• [Short exercise] Quote all of the data that follows exactly as written, skipping the images.
*** Records shown
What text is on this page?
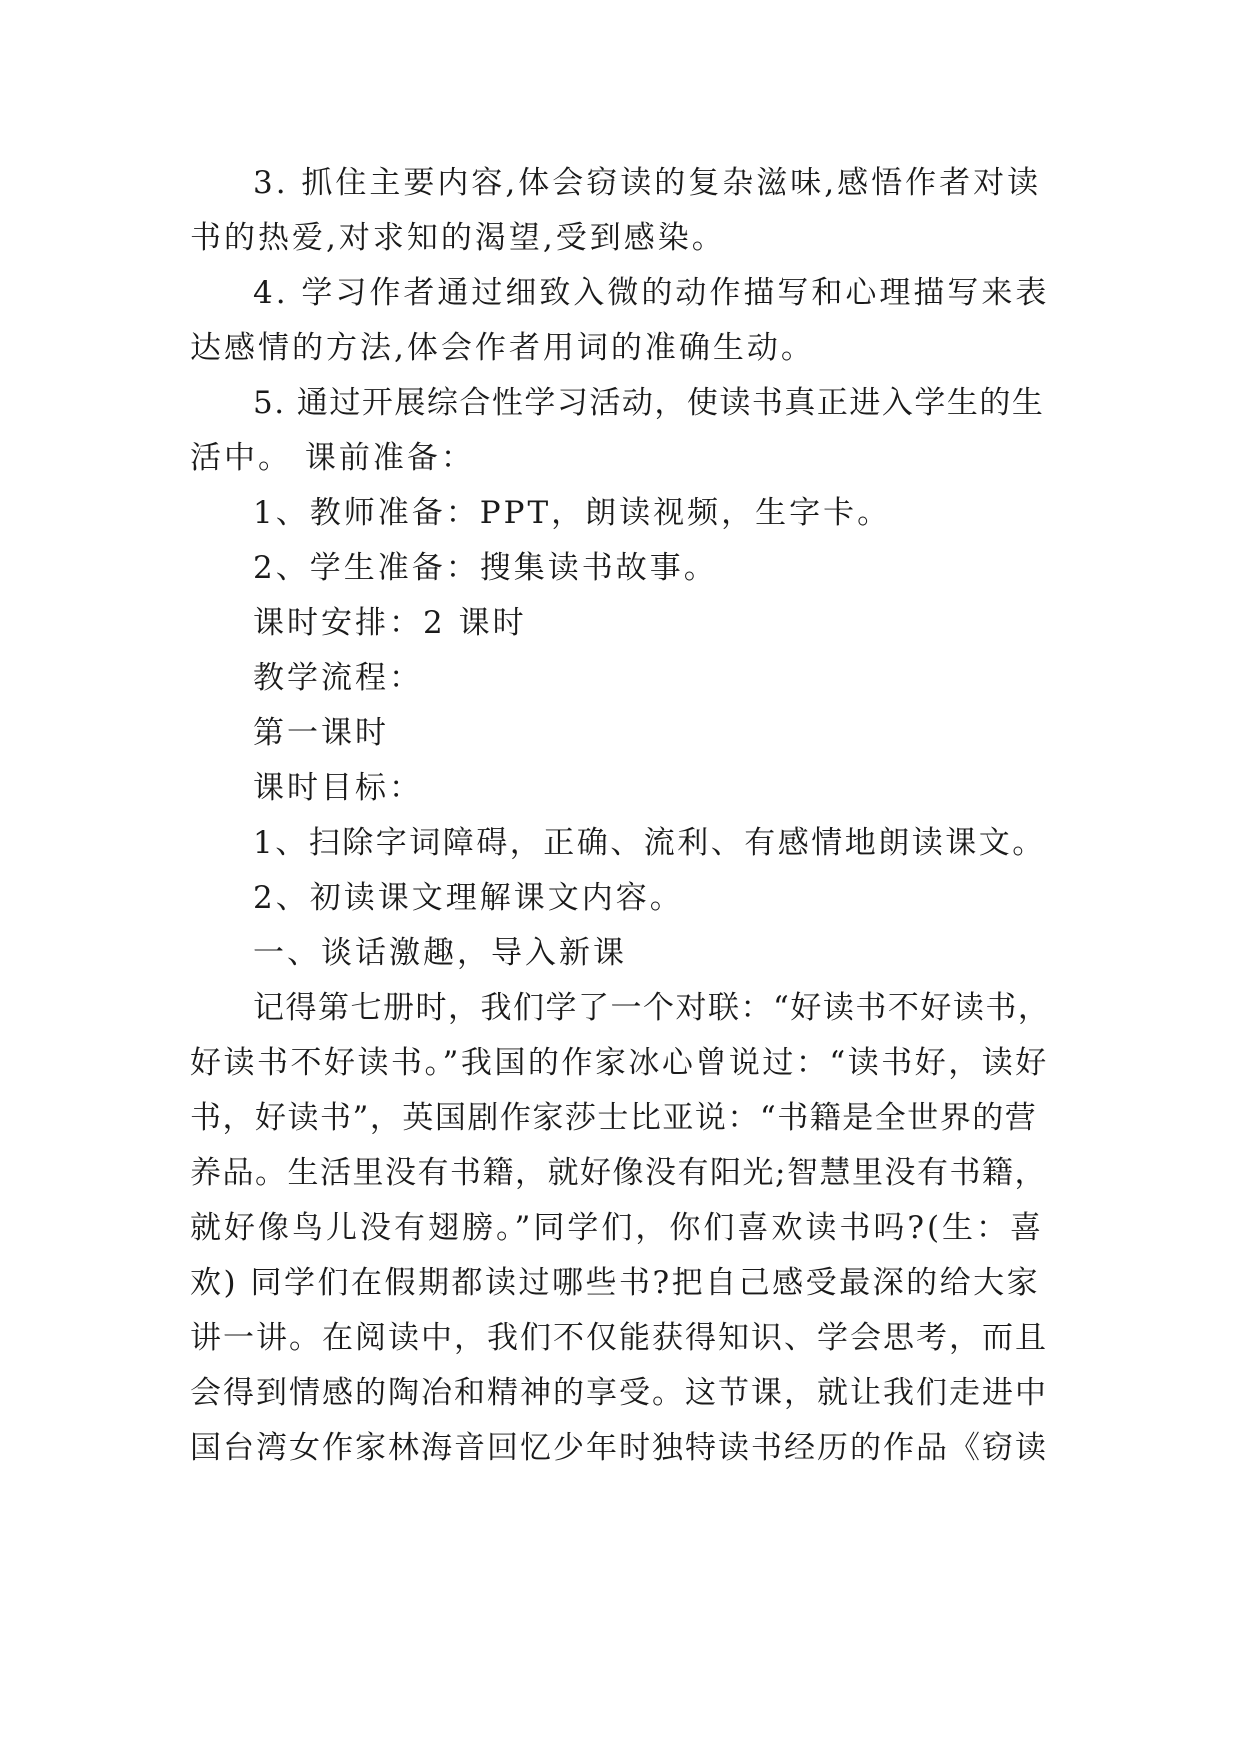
3. 抓住主要内容,体会窃读的复杂滋味,感悟作者对读
书的热爱,对求知的渴望,受到感染。
4. 学习作者通过细致入微的动作描写和心理描写来表
达感情的方法,体会作者用词的准确生动。
5. 通过开展综合性学习活动，使读书真正进入学生的生
活中。 课前准备：
1、教师准备：PPT，朗读视频，生字卡。
2、学生准备：搜集读书故事。
课时安排：2 课时
教学流程：
第一课时
课时目标：
1、扫除字词障碍，正确、流利、有感情地朗读课文。
2、初读课文理解课文内容。
一、谈话激趣，导入新课
记得第七册时，我们学了一个对联：“好读书不好读书，
好读书不好读书。”我国的作家冰心曾说过：“读书好，读好
书，好读书”，英国剧作家莎士比亚说：“书籍是全世界的营
养品。生活里没有书籍，就好像没有阳光;智慧里没有书籍，
就好像鸟儿没有翅膀。”同学们，你们喜欢读书吗?(生：喜
欢) 同学们在假期都读过哪些书?把自己感受最深的给大家
讲一讲。在阅读中，我们不仅能获得知识、学会思考，而且
会得到情感的陶冶和精神的享受。这节课，就让我们走进中
国台湾女作家林海音回忆少年时独特读书经历的作品《窃读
******
• [Response to the exercise]
What text is on this page?
3. 抓住主要内容,体会窃读的复杂滋味,感悟作者对读
书的热爱,对求知的渴望,受到感染。
4. 学习作者通过细致入微的动作描写和心理描写来表
达感情的方法,体会作者用词的准确生动。
5. 通过开展综合性学习活动，使读书真正进入学生的生
活中。 课前准备：
1、教师准备：PPT，朗读视频，生字卡。
2、学生准备：搜集读书故事。
课时安排：2 课时
教学流程：
第一课时
课时目标：
1、扫除字词障碍，正确、流利、有感情地朗读课文。
2、初读课文理解课文内容。
一、谈话激趣，导入新课
记得第七册时，我们学了一个对联：“好读书不好读书，
好读书不好读书。”我国的作家冰心曾说过：“读书好，读好
书，好读书”，英国剧作家莎士比亚说：“书籍是全世界的营
养品。生活里没有书籍，就好像没有阳光;智慧里没有书籍，
就好像鸟儿没有翅膀。”同学们，你们喜欢读书吗?(生：喜
欢) 同学们在假期都读过哪些书?把自己感受最深的给大家
讲一讲。在阅读中，我们不仅能获得知识、学会思考，而且
会得到情感的陶冶和精神的享受。这节课，就让我们走进中
国台湾女作家林海音回忆少年时独特读书经历的作品《窃读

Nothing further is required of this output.